### [Work to complete]
Find the word "Redação" in the material below and gather every line that contains it.
Begin Data excerpts
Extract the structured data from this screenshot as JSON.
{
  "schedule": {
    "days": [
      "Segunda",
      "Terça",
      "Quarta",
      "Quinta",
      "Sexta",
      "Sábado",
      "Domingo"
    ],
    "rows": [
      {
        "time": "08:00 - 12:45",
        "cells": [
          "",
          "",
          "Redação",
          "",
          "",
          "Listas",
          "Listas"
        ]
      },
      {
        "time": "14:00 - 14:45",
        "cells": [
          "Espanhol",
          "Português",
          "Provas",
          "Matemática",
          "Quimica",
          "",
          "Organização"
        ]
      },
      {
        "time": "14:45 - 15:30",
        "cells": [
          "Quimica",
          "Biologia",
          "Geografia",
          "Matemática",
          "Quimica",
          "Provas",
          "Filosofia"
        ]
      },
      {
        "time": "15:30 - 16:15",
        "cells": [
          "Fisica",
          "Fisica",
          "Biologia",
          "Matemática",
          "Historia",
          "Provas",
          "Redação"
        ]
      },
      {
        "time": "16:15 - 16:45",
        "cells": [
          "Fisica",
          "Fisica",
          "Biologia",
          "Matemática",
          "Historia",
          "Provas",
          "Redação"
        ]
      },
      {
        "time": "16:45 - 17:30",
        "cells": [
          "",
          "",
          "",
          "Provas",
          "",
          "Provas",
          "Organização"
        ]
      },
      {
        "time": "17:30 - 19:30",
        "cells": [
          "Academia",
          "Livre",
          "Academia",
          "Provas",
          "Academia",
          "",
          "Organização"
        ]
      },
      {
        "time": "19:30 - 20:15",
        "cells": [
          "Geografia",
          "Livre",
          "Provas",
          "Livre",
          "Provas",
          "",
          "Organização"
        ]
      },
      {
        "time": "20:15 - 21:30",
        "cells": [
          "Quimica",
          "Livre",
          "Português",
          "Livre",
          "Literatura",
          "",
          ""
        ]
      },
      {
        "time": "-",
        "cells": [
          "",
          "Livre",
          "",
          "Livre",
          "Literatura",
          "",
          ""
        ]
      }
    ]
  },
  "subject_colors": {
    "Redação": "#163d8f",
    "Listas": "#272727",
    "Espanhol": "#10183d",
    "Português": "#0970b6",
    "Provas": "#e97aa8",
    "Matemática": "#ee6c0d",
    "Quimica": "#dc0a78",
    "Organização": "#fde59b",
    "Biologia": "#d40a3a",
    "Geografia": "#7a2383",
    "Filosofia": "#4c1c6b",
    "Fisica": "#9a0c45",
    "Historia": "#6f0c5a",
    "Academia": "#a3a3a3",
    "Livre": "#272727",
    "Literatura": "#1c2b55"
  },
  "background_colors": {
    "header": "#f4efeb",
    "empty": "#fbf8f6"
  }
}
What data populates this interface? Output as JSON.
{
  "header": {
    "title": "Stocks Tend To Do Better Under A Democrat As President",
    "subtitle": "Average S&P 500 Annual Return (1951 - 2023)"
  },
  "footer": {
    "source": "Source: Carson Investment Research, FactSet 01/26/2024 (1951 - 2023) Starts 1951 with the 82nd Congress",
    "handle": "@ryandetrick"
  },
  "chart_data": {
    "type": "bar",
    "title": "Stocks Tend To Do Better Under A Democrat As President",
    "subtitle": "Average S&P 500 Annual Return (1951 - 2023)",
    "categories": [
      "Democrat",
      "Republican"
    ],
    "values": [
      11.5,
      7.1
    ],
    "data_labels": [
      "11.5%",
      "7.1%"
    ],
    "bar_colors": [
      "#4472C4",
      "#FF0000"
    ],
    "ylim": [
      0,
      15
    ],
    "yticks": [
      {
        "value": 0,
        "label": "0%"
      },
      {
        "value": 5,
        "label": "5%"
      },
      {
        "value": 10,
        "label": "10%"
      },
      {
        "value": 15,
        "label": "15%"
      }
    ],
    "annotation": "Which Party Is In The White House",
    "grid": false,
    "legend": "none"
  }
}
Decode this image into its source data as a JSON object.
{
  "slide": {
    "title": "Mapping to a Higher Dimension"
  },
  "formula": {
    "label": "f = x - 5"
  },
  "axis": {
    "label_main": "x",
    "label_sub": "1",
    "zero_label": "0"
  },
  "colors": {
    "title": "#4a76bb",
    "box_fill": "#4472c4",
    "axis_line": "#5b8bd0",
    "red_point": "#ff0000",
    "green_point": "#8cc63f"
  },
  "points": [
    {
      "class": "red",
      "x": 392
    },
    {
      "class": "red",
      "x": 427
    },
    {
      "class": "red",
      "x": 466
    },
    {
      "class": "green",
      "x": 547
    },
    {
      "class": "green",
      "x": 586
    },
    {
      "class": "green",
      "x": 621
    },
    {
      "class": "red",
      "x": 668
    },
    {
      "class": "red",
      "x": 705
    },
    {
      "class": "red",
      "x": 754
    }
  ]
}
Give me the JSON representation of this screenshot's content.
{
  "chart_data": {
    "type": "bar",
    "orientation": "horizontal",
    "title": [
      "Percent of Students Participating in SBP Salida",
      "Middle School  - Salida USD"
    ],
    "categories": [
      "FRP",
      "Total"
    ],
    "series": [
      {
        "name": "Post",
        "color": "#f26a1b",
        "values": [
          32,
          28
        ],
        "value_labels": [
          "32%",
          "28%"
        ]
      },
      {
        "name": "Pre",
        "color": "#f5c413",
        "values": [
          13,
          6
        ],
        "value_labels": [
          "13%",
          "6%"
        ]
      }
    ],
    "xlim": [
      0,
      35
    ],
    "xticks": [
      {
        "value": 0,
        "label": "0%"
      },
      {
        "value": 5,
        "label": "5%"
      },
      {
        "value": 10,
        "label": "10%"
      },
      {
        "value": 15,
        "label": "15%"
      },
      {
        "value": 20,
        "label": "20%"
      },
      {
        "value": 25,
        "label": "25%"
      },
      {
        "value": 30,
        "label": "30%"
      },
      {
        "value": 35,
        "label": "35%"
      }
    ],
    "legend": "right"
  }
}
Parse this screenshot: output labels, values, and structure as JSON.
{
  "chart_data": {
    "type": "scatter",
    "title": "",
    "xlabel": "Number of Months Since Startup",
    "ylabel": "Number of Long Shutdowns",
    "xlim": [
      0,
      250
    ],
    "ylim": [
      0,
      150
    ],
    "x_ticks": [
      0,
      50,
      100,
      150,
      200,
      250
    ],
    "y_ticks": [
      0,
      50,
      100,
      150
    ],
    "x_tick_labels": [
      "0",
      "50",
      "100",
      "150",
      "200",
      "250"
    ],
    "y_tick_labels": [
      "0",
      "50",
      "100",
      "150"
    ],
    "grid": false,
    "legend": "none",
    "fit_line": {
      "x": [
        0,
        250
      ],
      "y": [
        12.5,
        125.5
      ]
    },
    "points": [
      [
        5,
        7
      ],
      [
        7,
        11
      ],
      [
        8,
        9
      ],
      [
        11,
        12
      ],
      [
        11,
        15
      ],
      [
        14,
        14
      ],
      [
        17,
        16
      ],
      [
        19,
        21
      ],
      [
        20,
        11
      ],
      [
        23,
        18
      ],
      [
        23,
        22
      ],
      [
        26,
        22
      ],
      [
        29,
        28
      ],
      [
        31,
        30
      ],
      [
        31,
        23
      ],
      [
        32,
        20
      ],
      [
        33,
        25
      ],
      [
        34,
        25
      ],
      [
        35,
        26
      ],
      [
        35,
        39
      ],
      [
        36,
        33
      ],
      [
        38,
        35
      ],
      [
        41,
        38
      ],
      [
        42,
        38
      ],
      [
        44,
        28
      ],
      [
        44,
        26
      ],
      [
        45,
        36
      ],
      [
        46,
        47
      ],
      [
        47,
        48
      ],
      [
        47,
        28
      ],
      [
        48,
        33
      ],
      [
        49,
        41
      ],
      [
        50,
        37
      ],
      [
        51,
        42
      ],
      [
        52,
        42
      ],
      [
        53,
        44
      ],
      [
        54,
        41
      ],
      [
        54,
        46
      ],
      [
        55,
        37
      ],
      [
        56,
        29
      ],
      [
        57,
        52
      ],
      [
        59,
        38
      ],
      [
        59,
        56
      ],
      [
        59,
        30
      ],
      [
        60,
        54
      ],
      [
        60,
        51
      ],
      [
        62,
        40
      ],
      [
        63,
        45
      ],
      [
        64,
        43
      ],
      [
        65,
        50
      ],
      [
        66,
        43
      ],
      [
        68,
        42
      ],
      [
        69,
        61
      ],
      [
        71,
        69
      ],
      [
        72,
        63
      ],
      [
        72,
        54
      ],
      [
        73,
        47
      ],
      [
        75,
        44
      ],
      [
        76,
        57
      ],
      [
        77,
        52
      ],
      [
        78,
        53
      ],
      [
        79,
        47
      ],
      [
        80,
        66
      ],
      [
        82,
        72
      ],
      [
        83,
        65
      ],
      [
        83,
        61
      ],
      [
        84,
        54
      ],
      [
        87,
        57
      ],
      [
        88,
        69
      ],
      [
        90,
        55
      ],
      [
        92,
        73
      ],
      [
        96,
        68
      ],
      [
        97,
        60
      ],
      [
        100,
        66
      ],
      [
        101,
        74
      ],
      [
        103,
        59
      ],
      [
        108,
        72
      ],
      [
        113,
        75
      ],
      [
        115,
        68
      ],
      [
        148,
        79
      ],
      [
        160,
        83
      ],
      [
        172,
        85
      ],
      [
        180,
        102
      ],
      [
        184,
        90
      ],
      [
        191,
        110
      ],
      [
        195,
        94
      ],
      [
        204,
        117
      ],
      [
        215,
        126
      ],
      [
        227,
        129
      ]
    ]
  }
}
End Data excerpts
### [Problem solution]
          "Redação",
          "Redação"
          "Redação"
    "Redação": "#163d8f",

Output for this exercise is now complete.